* GIVEN PROBLEM *
Spot each line that carries the word "this"; copy those lines.

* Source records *
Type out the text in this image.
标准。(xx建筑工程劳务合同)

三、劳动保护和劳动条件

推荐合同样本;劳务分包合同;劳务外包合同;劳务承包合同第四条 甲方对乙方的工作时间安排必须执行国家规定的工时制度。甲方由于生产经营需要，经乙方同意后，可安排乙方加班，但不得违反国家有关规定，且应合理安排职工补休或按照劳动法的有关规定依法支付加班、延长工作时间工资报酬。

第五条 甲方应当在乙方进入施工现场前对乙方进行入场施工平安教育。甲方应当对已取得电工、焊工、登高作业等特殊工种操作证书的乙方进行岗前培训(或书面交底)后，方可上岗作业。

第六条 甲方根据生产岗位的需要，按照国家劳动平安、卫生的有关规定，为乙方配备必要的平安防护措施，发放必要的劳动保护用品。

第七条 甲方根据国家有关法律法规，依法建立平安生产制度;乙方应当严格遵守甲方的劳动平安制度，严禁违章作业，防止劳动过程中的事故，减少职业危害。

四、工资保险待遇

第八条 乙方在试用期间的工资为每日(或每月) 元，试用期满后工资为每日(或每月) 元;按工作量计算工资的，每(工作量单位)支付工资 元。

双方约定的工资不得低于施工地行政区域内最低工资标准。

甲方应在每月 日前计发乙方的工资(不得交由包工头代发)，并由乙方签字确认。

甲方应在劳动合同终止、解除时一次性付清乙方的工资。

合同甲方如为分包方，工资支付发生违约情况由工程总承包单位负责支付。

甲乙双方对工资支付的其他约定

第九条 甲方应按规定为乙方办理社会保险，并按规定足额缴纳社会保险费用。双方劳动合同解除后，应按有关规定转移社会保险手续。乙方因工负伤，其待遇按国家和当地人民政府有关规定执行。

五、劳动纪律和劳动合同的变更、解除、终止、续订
* * *
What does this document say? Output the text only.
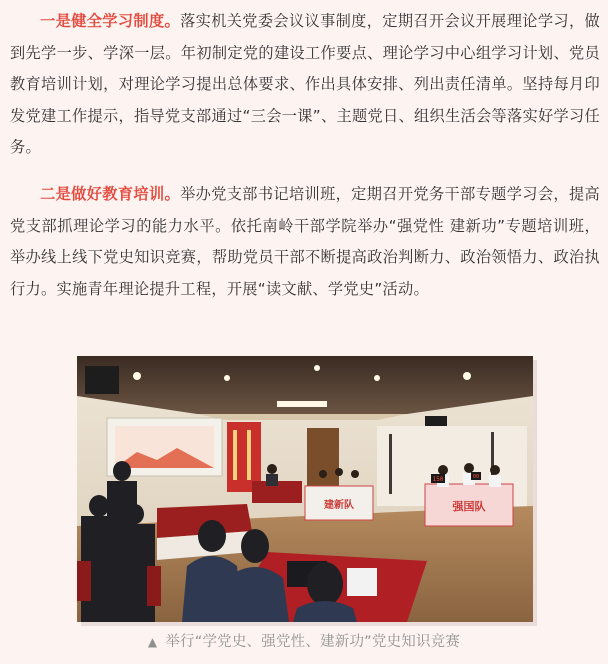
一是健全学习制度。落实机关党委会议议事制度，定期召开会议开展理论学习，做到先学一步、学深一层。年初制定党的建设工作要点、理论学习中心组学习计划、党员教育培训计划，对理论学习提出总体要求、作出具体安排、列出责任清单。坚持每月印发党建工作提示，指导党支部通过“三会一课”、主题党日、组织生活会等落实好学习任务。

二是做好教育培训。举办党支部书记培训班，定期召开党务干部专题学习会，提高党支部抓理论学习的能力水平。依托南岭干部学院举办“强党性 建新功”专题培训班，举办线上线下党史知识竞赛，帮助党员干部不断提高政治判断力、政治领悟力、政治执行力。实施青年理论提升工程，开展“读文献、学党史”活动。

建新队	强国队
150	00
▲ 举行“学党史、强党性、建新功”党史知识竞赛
==
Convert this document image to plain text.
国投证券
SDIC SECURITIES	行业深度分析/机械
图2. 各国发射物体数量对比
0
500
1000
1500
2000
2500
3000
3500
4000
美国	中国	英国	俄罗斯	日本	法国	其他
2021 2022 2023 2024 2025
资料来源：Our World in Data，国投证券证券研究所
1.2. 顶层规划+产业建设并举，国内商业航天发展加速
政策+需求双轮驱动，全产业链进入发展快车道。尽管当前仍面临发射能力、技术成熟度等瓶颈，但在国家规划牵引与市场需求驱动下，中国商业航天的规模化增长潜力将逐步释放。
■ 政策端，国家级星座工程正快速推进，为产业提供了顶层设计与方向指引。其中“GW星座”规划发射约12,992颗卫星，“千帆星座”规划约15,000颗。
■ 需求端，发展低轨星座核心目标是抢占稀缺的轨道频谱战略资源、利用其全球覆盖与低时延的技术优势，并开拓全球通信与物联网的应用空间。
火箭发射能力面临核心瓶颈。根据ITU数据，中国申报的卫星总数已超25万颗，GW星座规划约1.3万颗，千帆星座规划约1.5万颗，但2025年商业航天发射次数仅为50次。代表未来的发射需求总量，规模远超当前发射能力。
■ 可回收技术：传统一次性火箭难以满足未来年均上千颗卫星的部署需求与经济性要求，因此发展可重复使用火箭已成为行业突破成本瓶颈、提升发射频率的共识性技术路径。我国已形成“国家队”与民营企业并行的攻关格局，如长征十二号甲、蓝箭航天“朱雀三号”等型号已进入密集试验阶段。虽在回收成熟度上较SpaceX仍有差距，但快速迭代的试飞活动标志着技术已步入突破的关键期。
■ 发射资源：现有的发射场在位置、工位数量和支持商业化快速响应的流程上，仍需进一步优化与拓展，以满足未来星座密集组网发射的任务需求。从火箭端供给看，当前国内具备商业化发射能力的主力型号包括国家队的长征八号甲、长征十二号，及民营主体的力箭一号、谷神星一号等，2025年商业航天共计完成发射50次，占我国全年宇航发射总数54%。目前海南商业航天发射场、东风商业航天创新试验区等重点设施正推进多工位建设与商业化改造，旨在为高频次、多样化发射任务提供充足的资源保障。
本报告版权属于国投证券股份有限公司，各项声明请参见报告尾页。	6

* SOLUTION *
Type out the text in this image.
What does this document say? Output the text only.
Convert this document image to plain text.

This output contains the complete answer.